_WHAT THE TASK REQUIRES_: Copy the data line for line, from its first line through the line containing "x-tick-label: 30 — [394, 444, 407, 455]".

(Bounding box entries)
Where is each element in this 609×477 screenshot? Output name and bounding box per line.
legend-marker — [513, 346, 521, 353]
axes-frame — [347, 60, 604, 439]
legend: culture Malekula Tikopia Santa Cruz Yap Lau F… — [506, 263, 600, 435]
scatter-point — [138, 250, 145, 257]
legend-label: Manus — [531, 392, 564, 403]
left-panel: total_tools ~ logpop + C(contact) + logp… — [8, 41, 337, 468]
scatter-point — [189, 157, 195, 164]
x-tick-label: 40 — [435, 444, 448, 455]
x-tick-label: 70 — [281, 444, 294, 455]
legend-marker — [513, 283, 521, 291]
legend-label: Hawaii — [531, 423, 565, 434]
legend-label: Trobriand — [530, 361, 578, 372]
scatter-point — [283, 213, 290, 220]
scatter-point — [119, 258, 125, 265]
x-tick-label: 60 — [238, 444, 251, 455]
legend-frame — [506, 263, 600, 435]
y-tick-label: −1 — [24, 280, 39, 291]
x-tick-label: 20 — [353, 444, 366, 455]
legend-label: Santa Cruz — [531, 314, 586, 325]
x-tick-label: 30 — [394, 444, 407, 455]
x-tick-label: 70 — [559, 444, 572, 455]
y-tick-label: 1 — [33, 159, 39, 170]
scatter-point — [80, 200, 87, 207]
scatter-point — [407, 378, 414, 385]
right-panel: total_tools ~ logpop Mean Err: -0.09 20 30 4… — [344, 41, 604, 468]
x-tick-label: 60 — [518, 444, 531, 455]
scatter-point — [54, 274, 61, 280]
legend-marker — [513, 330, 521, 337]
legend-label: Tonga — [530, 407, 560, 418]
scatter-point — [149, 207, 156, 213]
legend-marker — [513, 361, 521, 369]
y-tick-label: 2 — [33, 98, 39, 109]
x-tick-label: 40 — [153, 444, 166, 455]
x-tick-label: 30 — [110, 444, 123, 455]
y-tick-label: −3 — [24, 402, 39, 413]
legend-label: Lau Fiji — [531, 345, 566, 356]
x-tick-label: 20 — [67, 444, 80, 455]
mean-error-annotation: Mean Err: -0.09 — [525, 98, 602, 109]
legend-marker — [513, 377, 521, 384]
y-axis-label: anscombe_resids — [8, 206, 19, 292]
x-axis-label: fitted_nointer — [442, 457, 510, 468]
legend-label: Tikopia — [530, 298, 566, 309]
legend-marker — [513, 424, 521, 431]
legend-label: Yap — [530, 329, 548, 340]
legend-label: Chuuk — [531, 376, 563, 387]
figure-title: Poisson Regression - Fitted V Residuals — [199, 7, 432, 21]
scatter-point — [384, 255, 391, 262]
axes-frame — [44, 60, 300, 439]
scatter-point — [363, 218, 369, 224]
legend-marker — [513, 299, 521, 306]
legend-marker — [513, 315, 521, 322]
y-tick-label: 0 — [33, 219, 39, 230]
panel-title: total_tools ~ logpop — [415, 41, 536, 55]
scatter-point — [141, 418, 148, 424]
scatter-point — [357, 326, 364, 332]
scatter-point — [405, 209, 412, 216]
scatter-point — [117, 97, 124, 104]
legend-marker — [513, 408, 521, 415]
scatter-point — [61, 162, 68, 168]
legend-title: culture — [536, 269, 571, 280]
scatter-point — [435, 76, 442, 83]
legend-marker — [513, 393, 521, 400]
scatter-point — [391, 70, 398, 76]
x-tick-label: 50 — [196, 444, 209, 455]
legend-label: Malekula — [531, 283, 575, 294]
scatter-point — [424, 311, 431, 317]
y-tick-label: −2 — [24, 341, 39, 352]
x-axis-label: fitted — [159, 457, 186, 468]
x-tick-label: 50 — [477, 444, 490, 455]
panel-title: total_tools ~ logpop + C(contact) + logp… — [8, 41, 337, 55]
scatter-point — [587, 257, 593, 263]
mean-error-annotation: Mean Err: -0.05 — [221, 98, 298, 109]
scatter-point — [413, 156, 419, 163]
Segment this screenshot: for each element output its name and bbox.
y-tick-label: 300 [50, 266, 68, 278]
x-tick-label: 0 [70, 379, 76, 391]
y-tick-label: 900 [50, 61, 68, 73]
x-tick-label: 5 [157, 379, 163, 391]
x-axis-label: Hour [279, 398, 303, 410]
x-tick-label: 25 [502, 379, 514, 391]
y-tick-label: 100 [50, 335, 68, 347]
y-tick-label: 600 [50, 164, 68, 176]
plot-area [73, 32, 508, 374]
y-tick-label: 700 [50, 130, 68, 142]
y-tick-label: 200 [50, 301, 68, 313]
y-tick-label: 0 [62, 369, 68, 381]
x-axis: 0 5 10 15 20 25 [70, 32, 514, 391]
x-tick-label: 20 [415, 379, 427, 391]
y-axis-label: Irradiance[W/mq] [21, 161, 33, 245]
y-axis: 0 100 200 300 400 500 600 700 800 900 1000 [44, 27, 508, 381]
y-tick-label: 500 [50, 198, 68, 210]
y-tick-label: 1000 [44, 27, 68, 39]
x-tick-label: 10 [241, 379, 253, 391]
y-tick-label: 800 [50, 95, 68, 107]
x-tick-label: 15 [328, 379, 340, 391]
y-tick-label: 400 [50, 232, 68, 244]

_TASK RESPONSE_:
Where is each element in this 609×477 screenshot? Output name and bounding box per line.
legend-marker — [513, 346, 521, 353]
axes-frame — [347, 60, 604, 439]
legend: culture Malekula Tikopia Santa Cruz Yap Lau F… — [506, 263, 600, 435]
scatter-point — [138, 250, 145, 257]
legend-label: Manus — [531, 392, 564, 403]
left-panel: total_tools ~ logpop + C(contact) + logp… — [8, 41, 337, 468]
scatter-point — [189, 157, 195, 164]
x-tick-label: 40 — [435, 444, 448, 455]
x-tick-label: 70 — [281, 444, 294, 455]
legend-marker — [513, 283, 521, 291]
legend-label: Hawaii — [531, 423, 565, 434]
legend-label: Trobriand — [530, 361, 578, 372]
scatter-point — [283, 213, 290, 220]
scatter-point — [119, 258, 125, 265]
x-tick-label: 60 — [238, 444, 251, 455]
legend-frame — [506, 263, 600, 435]
y-tick-label: −1 — [24, 280, 39, 291]
x-tick-label: 20 — [353, 444, 366, 455]
legend-label: Santa Cruz — [531, 314, 586, 325]
x-tick-label: 30 — [394, 444, 407, 455]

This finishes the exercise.